==== SUPPLIED RECORDS

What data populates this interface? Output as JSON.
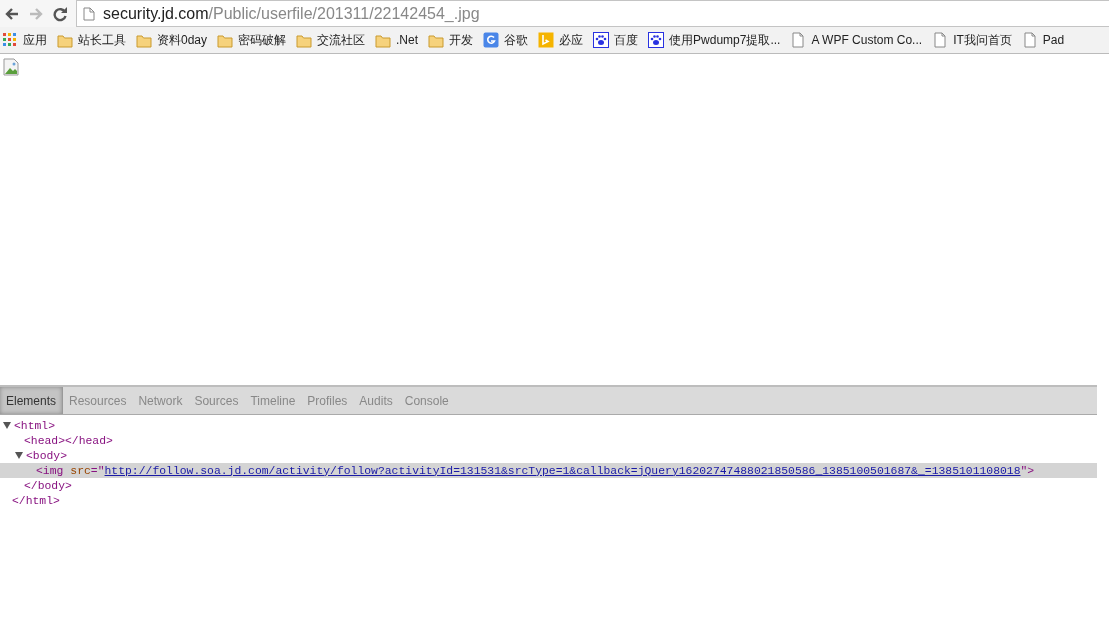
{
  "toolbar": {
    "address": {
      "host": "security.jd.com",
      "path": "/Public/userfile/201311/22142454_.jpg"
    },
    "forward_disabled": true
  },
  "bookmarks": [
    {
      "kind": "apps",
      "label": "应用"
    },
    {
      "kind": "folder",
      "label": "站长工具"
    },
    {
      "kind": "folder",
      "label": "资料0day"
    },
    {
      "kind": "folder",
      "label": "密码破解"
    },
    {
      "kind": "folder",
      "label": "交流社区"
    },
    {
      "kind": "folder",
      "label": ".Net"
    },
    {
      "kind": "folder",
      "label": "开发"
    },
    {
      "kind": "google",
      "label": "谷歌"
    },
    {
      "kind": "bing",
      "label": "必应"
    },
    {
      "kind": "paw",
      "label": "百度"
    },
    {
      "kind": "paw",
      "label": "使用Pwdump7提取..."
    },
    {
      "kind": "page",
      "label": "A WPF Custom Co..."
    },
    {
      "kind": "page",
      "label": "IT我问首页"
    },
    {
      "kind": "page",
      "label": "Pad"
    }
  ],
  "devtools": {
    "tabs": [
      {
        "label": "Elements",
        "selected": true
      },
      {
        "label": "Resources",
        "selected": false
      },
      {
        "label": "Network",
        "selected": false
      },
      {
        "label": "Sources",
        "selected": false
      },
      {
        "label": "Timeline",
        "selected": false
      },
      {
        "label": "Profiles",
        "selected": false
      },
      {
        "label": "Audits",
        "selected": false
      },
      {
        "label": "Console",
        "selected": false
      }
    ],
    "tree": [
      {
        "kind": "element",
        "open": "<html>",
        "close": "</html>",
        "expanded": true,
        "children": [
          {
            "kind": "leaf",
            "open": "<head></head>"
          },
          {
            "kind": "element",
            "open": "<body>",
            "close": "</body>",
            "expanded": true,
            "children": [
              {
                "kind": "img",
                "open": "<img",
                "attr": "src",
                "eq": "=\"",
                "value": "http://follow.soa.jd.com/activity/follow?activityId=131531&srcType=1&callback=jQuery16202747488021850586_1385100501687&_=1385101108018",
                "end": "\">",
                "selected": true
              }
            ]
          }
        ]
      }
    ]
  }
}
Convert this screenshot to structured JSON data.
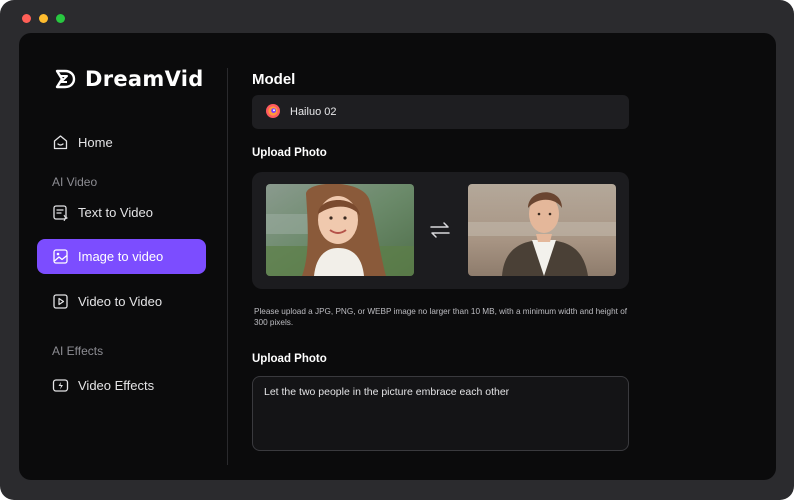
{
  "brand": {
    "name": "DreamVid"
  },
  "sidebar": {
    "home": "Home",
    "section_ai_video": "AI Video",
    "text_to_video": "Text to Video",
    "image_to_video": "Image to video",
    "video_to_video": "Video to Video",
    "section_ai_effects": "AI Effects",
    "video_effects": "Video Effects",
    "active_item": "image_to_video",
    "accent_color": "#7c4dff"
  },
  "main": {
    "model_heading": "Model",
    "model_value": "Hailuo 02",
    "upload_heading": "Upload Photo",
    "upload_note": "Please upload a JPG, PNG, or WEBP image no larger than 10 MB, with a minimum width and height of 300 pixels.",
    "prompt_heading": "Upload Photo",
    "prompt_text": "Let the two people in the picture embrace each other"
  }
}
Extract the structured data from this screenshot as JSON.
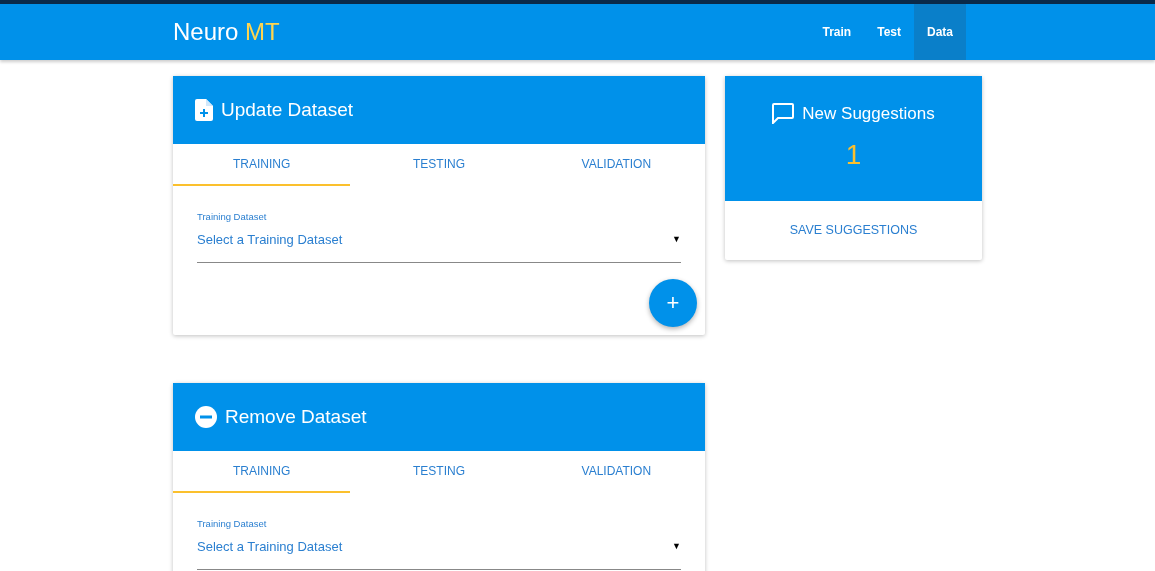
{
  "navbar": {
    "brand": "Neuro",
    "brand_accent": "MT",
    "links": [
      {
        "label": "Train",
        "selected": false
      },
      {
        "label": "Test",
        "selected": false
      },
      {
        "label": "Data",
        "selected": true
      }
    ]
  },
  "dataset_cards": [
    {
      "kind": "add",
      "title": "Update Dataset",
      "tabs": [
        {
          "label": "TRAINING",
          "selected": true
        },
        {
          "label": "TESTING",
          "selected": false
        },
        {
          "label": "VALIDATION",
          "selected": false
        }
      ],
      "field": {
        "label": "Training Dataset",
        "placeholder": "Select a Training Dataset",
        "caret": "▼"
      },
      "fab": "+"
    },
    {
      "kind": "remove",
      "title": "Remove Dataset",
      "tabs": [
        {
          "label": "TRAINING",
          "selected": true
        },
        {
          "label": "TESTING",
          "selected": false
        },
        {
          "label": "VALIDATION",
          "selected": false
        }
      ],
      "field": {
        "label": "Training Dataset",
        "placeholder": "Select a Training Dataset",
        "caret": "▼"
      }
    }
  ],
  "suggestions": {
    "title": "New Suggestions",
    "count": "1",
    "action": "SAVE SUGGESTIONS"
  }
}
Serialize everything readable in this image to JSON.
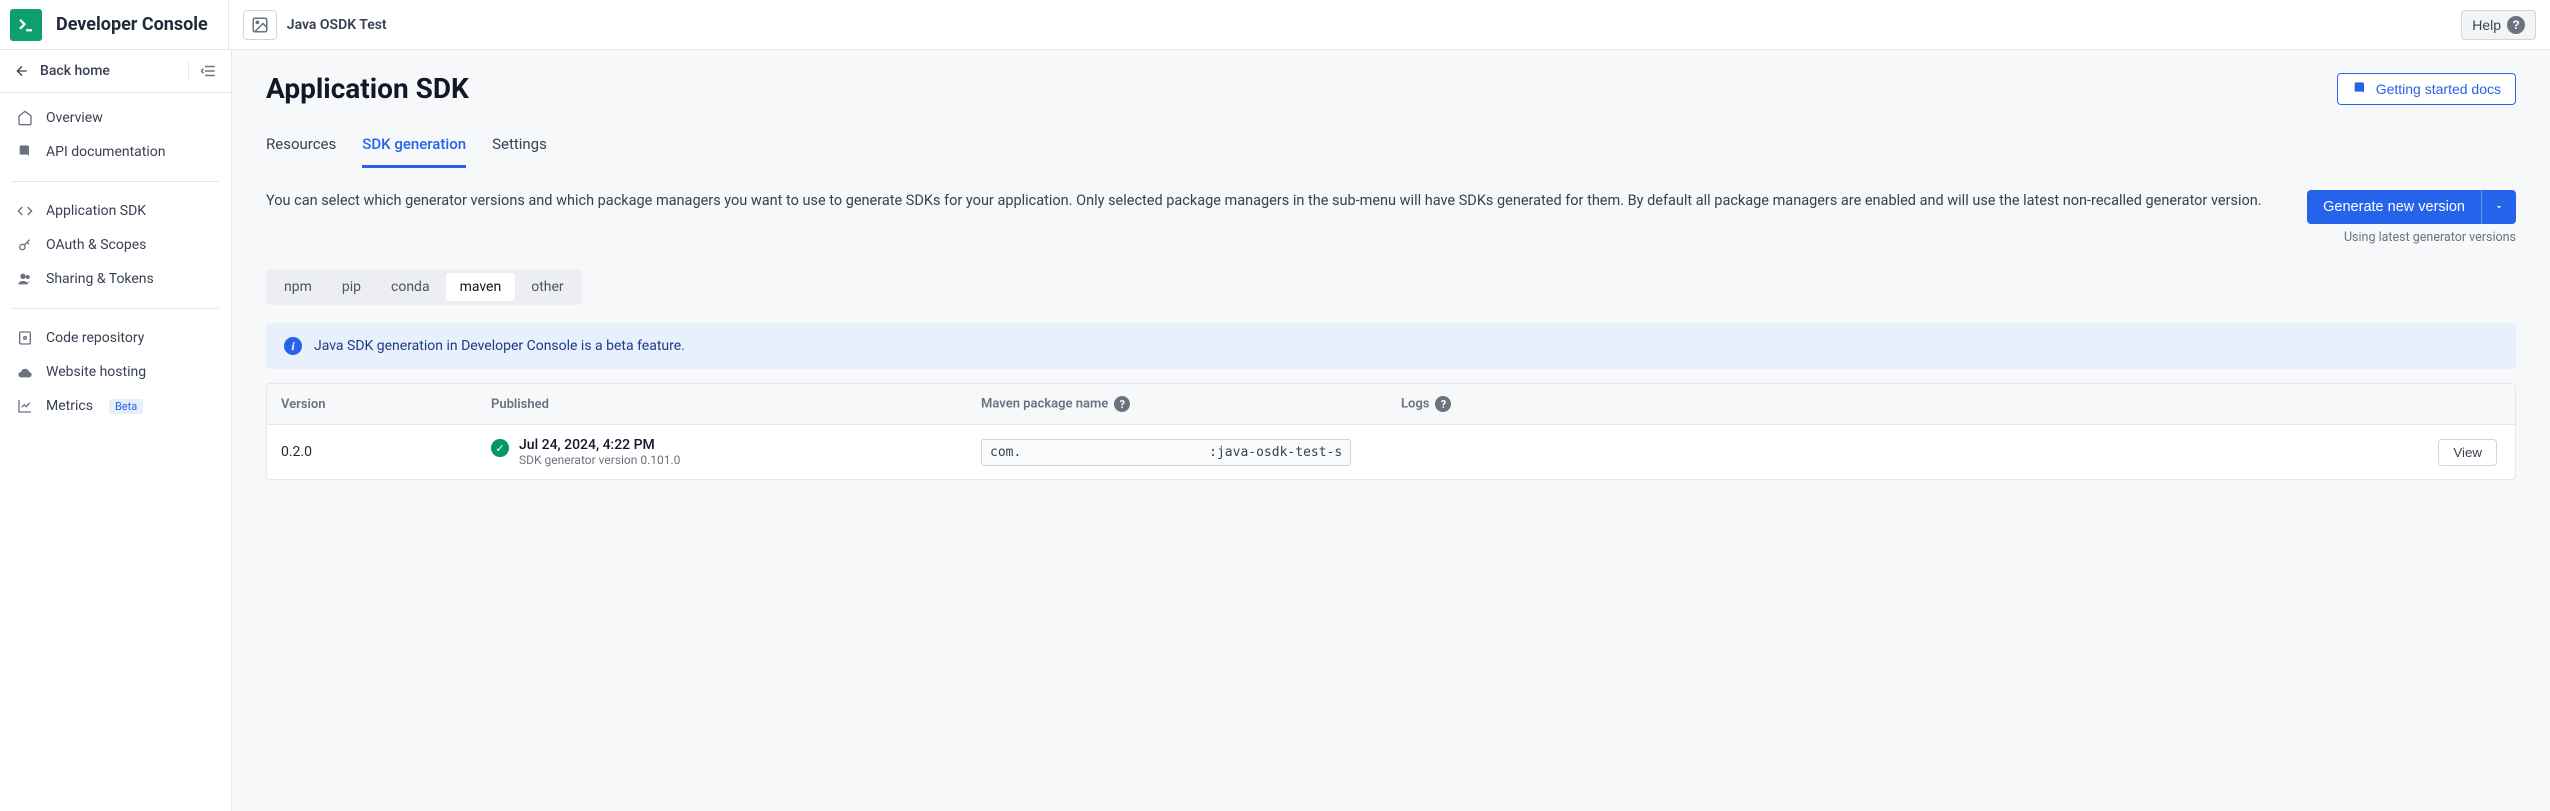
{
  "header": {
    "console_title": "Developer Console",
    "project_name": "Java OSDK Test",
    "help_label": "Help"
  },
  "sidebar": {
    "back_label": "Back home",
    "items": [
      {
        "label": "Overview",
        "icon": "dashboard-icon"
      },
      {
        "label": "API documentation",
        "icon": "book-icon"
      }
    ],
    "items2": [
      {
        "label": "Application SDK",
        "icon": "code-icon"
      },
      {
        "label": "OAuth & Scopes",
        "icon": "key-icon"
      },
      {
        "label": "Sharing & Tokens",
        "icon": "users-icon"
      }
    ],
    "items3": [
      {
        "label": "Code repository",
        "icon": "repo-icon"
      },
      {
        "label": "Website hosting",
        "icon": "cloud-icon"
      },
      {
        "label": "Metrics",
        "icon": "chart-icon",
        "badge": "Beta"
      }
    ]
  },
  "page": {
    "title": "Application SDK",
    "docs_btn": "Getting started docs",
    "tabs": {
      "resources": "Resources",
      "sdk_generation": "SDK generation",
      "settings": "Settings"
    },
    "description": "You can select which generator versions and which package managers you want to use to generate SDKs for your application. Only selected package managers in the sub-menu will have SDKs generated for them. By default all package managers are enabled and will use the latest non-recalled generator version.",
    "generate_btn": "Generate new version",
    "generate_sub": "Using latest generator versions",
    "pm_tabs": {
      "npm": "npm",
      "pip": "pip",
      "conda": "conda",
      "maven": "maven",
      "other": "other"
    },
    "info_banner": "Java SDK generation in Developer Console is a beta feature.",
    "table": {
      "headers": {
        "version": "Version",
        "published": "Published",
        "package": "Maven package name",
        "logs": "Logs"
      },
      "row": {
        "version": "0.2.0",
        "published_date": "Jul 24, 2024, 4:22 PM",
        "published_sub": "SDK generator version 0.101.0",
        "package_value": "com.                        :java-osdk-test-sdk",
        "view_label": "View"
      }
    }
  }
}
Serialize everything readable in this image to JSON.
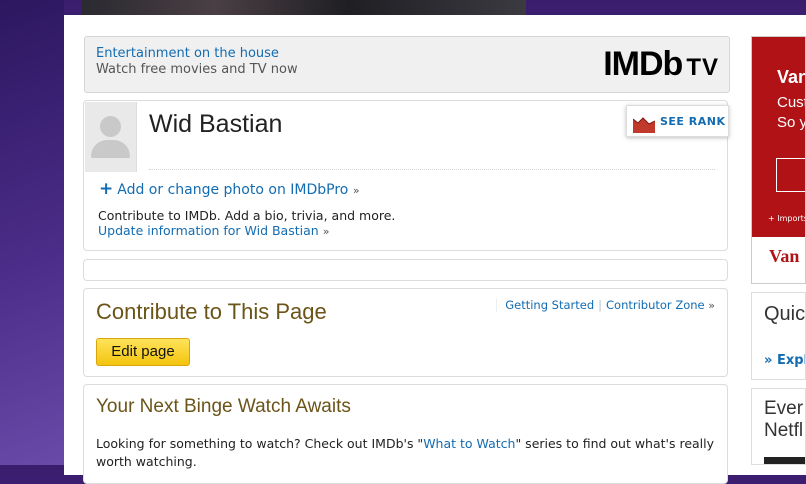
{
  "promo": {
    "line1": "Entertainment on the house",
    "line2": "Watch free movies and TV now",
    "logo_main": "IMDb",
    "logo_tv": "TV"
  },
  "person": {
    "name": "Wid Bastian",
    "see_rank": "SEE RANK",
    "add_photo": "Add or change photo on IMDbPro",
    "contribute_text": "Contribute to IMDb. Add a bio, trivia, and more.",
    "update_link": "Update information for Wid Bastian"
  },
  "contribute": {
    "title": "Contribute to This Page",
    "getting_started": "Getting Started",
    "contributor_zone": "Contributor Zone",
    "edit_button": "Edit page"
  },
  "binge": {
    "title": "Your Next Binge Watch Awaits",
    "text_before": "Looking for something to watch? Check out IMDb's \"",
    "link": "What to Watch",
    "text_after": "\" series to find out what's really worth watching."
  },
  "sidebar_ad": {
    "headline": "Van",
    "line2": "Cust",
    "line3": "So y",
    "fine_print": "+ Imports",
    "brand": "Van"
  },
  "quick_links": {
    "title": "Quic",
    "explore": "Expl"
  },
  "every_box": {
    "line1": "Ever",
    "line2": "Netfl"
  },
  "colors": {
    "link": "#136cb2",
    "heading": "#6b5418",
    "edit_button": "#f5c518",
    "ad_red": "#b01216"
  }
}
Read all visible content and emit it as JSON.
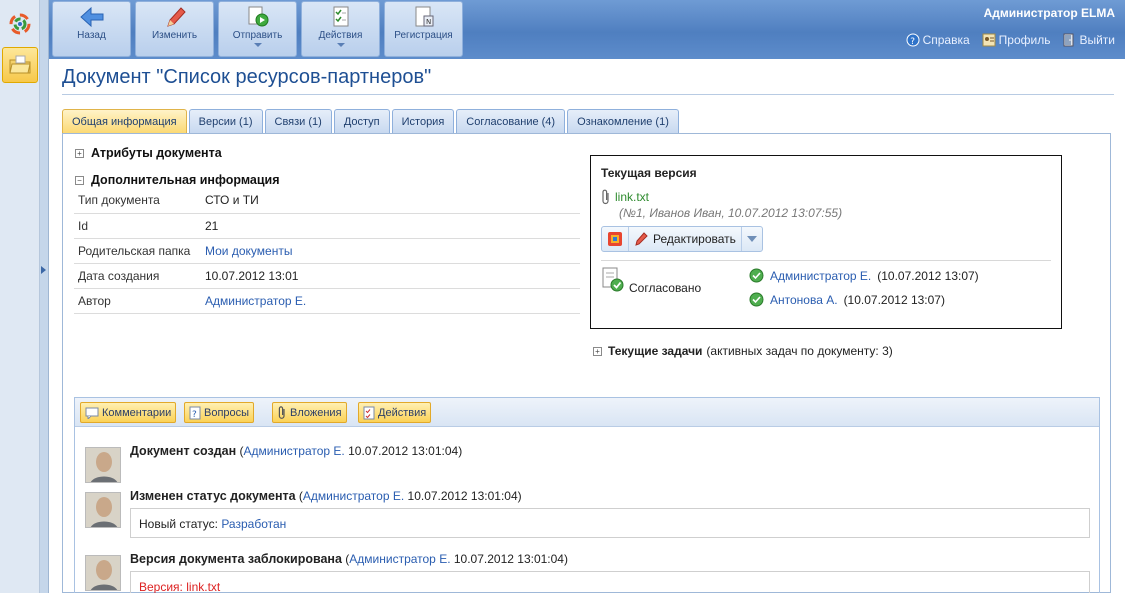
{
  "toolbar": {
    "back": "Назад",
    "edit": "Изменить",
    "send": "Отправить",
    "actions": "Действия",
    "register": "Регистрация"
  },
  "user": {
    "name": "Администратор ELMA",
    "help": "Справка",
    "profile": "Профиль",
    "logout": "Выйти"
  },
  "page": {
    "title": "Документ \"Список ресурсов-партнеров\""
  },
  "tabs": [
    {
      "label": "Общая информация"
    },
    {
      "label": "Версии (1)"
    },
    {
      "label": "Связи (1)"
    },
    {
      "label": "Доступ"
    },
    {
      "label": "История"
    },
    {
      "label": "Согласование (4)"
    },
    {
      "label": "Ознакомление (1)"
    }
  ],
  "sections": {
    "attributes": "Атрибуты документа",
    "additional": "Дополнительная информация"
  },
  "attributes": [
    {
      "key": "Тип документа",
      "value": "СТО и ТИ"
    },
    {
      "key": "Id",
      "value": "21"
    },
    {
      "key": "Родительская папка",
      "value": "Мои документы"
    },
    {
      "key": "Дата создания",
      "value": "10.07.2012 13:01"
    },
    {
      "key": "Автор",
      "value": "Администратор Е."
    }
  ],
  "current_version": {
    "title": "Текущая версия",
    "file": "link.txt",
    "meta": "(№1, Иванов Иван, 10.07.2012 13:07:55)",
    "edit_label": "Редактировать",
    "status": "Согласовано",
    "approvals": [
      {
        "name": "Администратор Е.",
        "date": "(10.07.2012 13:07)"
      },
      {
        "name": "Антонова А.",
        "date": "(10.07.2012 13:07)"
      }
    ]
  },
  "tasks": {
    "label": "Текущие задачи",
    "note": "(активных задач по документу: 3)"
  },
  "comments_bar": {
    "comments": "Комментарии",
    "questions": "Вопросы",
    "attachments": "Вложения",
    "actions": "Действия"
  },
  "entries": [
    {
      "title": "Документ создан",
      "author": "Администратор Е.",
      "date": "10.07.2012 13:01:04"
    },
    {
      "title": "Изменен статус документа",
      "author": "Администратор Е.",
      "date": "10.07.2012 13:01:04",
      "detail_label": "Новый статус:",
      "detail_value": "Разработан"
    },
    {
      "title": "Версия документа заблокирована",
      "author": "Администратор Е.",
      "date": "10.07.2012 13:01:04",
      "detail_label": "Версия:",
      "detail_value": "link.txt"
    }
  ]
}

========

Search the data above for lines holding "Resources" and copy each of them.

        "label": "Resources",
      "resources": "Resources",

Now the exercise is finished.